SHORT TASK:
Using the listing beneath this task, count the lines with the word "использования" and write only the result.
^^^^^^^^
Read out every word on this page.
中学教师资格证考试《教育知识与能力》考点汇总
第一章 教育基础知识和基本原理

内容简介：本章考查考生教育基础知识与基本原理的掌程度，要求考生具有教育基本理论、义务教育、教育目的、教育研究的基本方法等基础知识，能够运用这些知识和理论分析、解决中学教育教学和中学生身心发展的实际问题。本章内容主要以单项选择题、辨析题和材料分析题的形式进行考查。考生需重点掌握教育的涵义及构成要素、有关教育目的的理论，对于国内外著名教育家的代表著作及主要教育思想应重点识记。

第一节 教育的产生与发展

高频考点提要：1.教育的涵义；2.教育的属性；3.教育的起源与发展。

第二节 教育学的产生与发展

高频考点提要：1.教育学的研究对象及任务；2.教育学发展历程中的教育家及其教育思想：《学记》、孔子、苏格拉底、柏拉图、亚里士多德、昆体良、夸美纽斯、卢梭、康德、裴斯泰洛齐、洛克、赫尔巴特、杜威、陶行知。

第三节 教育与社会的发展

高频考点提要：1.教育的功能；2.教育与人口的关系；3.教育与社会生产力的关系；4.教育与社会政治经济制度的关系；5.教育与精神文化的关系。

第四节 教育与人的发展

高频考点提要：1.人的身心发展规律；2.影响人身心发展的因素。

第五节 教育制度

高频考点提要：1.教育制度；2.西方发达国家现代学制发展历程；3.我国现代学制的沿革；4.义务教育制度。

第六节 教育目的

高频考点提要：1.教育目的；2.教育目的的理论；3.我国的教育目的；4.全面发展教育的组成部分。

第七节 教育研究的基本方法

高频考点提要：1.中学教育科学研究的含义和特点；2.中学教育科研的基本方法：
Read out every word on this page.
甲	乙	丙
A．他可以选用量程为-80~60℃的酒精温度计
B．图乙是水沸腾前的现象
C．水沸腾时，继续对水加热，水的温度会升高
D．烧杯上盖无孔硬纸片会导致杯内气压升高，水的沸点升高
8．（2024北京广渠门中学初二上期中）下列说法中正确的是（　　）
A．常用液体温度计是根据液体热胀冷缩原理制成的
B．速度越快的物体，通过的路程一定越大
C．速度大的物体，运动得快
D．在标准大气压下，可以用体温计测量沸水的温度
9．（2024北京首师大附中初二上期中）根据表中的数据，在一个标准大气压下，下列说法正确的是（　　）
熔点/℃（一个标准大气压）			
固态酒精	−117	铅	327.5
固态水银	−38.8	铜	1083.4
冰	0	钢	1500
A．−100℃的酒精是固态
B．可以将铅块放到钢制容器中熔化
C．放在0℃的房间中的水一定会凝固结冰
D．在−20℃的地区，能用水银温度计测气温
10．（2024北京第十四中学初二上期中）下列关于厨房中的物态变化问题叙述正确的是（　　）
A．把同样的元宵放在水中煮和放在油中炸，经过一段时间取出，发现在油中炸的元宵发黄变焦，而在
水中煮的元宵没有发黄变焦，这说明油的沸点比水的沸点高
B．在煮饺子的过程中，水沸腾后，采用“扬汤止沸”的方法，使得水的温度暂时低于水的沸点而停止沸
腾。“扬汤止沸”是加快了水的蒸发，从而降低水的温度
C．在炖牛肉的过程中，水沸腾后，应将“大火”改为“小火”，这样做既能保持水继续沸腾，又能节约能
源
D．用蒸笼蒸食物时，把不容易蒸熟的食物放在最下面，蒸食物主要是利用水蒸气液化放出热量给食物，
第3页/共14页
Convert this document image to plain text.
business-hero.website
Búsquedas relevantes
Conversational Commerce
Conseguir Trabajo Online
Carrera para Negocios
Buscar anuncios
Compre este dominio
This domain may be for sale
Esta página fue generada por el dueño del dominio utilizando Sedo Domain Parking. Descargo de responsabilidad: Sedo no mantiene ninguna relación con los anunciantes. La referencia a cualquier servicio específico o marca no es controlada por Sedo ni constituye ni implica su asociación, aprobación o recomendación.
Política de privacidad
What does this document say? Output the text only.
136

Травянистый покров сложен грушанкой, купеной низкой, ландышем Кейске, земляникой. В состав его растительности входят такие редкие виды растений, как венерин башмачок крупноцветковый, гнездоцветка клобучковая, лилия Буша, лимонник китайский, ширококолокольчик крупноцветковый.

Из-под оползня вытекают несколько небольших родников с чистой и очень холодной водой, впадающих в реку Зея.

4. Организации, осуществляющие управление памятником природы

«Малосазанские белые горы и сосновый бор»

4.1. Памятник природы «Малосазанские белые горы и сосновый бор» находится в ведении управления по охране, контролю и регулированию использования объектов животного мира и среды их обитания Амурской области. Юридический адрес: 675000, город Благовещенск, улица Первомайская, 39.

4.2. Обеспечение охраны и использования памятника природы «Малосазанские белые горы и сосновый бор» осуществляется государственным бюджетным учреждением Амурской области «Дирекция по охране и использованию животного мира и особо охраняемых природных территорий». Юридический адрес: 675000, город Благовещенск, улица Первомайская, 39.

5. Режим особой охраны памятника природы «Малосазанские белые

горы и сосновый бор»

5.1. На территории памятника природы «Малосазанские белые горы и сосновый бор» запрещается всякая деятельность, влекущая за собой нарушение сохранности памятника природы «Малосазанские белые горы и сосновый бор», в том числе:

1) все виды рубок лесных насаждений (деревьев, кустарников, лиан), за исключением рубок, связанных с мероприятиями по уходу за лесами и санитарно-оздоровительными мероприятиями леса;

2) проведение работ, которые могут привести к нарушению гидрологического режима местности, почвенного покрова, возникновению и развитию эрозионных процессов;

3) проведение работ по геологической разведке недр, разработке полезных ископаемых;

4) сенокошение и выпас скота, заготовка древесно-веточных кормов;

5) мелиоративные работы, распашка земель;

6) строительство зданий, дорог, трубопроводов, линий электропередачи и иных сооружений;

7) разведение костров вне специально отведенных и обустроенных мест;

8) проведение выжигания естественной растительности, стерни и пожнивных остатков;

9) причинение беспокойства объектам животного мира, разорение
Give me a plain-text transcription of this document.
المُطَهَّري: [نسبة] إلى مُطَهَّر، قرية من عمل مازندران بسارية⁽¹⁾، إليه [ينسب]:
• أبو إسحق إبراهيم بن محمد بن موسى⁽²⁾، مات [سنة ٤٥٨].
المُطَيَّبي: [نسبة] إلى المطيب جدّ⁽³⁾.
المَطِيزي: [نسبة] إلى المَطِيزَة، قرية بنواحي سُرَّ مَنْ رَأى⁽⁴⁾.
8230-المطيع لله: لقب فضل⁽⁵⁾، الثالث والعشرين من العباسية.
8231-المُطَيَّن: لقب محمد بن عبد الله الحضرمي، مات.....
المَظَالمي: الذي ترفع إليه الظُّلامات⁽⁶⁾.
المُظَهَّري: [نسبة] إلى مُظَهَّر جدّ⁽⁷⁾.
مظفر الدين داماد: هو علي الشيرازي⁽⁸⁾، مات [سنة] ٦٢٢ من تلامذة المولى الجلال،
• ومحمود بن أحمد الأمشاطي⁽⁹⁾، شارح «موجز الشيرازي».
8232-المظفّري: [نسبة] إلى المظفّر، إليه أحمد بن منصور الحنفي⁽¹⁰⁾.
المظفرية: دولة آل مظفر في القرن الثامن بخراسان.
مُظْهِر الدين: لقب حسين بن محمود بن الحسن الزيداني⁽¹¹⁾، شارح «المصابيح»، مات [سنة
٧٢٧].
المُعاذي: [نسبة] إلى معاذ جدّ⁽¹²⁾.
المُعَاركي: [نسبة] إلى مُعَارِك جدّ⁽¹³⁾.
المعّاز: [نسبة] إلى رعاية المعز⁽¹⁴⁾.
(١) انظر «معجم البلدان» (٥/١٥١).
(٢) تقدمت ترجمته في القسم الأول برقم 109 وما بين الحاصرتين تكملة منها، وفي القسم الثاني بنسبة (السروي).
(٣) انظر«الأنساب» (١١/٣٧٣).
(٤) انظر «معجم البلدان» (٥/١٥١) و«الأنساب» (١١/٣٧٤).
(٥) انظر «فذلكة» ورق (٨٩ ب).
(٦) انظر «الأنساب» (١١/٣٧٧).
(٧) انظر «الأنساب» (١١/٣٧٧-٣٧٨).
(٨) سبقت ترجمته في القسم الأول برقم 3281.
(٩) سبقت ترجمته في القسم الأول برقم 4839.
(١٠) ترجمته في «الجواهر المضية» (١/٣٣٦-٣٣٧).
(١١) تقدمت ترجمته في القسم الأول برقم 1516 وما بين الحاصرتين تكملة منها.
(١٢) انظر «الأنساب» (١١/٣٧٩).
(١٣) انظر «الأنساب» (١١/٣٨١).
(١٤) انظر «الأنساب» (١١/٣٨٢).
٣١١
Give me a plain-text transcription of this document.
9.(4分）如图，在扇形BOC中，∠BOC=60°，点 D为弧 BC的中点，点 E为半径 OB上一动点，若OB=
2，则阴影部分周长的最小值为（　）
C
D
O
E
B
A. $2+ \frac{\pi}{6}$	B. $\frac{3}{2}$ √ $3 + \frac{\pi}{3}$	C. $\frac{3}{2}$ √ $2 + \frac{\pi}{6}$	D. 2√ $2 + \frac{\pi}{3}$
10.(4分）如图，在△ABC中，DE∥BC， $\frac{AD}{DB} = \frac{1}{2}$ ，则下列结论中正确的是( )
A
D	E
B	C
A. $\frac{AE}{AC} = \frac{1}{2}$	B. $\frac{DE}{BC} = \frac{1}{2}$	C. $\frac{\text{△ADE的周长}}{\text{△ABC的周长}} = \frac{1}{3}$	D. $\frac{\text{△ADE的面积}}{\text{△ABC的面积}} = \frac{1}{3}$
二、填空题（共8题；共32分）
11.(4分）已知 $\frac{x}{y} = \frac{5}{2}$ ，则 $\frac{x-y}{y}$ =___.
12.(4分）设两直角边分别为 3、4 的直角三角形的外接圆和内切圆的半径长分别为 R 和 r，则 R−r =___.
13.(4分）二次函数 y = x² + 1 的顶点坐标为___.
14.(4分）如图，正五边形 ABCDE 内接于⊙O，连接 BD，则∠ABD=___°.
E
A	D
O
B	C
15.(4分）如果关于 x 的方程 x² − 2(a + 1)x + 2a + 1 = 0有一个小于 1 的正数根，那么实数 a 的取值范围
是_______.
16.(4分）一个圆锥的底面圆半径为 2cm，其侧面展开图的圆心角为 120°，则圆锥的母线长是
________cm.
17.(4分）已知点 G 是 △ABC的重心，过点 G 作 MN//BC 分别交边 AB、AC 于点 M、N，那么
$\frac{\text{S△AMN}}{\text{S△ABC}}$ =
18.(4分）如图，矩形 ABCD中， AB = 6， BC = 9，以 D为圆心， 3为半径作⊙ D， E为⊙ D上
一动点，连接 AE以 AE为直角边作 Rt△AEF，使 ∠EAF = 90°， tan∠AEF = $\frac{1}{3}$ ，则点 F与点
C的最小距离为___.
^^^^^^^^
CORRECT OUTPUT:
2